[Start of THE DATA]

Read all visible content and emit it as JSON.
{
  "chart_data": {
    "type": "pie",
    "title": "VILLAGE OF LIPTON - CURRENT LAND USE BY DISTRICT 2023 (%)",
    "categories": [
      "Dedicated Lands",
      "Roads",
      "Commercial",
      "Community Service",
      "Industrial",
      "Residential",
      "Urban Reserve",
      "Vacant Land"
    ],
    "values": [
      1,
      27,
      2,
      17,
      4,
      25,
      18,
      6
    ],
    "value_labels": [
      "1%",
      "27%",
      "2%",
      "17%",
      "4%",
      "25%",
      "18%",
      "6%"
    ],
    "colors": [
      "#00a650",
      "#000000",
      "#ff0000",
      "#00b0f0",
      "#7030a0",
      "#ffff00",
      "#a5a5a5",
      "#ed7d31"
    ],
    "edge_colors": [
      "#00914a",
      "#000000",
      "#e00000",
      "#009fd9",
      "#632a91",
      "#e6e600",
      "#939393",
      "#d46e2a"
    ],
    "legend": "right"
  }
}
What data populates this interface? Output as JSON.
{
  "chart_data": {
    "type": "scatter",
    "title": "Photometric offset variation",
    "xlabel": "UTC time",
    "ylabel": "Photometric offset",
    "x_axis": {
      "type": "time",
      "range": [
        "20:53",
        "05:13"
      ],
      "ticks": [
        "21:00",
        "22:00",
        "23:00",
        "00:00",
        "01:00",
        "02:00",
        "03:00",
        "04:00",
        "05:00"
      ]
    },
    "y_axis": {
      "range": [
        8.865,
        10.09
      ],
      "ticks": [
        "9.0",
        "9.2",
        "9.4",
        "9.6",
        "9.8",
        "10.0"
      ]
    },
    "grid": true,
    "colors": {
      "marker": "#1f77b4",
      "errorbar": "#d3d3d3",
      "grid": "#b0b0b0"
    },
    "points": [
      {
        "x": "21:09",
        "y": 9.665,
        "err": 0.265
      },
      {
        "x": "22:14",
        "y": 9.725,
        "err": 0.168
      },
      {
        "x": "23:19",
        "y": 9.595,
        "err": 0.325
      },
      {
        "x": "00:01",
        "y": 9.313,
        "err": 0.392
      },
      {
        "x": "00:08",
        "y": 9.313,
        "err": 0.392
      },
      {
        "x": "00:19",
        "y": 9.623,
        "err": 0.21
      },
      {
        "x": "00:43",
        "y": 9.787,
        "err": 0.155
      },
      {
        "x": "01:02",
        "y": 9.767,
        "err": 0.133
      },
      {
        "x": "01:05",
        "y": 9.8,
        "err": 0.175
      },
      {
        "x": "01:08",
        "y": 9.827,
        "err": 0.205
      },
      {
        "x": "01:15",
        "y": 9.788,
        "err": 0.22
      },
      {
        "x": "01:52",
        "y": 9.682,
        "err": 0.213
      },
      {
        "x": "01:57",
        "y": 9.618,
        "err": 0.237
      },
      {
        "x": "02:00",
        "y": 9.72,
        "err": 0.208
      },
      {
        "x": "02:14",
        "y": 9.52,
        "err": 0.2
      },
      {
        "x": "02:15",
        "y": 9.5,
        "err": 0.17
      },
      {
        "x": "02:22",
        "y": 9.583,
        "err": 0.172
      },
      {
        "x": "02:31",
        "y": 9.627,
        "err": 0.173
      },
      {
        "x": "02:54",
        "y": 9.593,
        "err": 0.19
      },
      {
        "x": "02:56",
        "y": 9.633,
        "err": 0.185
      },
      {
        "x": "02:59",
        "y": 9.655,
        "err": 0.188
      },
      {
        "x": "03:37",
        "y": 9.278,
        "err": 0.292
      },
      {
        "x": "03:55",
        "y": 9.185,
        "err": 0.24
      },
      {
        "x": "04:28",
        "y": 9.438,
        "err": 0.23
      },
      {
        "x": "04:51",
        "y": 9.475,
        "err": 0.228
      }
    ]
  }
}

[End of THE DATA]

Reproduce the records above exactly.

● **CORRECT RESPONSE**
Read all visible content and emit it as JSON.
{
  "chart_data": {
    "type": "pie",
    "title": "VILLAGE OF LIPTON - CURRENT LAND USE BY DISTRICT 2023 (%)",
    "categories": [
      "Dedicated Lands",
      "Roads",
      "Commercial",
      "Community Service",
      "Industrial",
      "Residential",
      "Urban Reserve",
      "Vacant Land"
    ],
    "values": [
      1,
      27,
      2,
      17,
      4,
      25,
      18,
      6
    ],
    "value_labels": [
      "1%",
      "27%",
      "2%",
      "17%",
      "4%",
      "25%",
      "18%",
      "6%"
    ],
    "colors": [
      "#00a650",
      "#000000",
      "#ff0000",
      "#00b0f0",
      "#7030a0",
      "#ffff00",
      "#a5a5a5",
      "#ed7d31"
    ],
    "edge_colors": [
      "#00914a",
      "#000000",
      "#e00000",
      "#009fd9",
      "#632a91",
      "#e6e600",
      "#939393",
      "#d46e2a"
    ],
    "legend": "right"
  }
}
What data populates this interface? Output as JSON.
{
  "chart_data": {
    "type": "scatter",
    "title": "Photometric offset variation",
    "xlabel": "UTC time",
    "ylabel": "Photometric offset",
    "x_axis": {
      "type": "time",
      "range": [
        "20:53",
        "05:13"
      ],
      "ticks": [
        "21:00",
        "22:00",
        "23:00",
        "00:00",
        "01:00",
        "02:00",
        "03:00",
        "04:00",
        "05:00"
      ]
    },
    "y_axis": {
      "range": [
        8.865,
        10.09
      ],
      "ticks": [
        "9.0",
        "9.2",
        "9.4",
        "9.6",
        "9.8",
        "10.0"
      ]
    },
    "grid": true,
    "colors": {
      "marker": "#1f77b4",
      "errorbar": "#d3d3d3",
      "grid": "#b0b0b0"
    },
    "points": [
      {
        "x": "21:09",
        "y": 9.665,
        "err": 0.265
      },
      {
        "x": "22:14",
        "y": 9.725,
        "err": 0.168
      },
      {
        "x": "23:19",
        "y": 9.595,
        "err": 0.325
      },
      {
        "x": "00:01",
        "y": 9.313,
        "err": 0.392
      },
      {
        "x": "00:08",
        "y": 9.313,
        "err": 0.392
      },
      {
        "x": "00:19",
        "y": 9.623,
        "err": 0.21
      },
      {
        "x": "00:43",
        "y": 9.787,
        "err": 0.155
      },
      {
        "x": "01:02",
        "y": 9.767,
        "err": 0.133
      },
      {
        "x": "01:05",
        "y": 9.8,
        "err": 0.175
      },
      {
        "x": "01:08",
        "y": 9.827,
        "err": 0.205
      },
      {
        "x": "01:15",
        "y": 9.788,
        "err": 0.22
      },
      {
        "x": "01:52",
        "y": 9.682,
        "err": 0.213
      },
      {
        "x": "01:57",
        "y": 9.618,
        "err": 0.237
      },
      {
        "x": "02:00",
        "y": 9.72,
        "err": 0.208
      },
      {
        "x": "02:14",
        "y": 9.52,
        "err": 0.2
      },
      {
        "x": "02:15",
        "y": 9.5,
        "err": 0.17
      },
      {
        "x": "02:22",
        "y": 9.583,
        "err": 0.172
      },
      {
        "x": "02:31",
        "y": 9.627,
        "err": 0.173
      },
      {
        "x": "02:54",
        "y": 9.593,
        "err": 0.19
      },
      {
        "x": "02:56",
        "y": 9.633,
        "err": 0.185
      },
      {
        "x": "02:59",
        "y": 9.655,
        "err": 0.188
      },
      {
        "x": "03:37",
        "y": 9.278,
        "err": 0.292
      },
      {
        "x": "03:55",
        "y": 9.185,
        "err": 0.24
      },
      {
        "x": "04:28",
        "y": 9.438,
        "err": 0.23
      },
      {
        "x": "04:51",
        "y": 9.475,
        "err": 0.228
      }
    ]
  }
}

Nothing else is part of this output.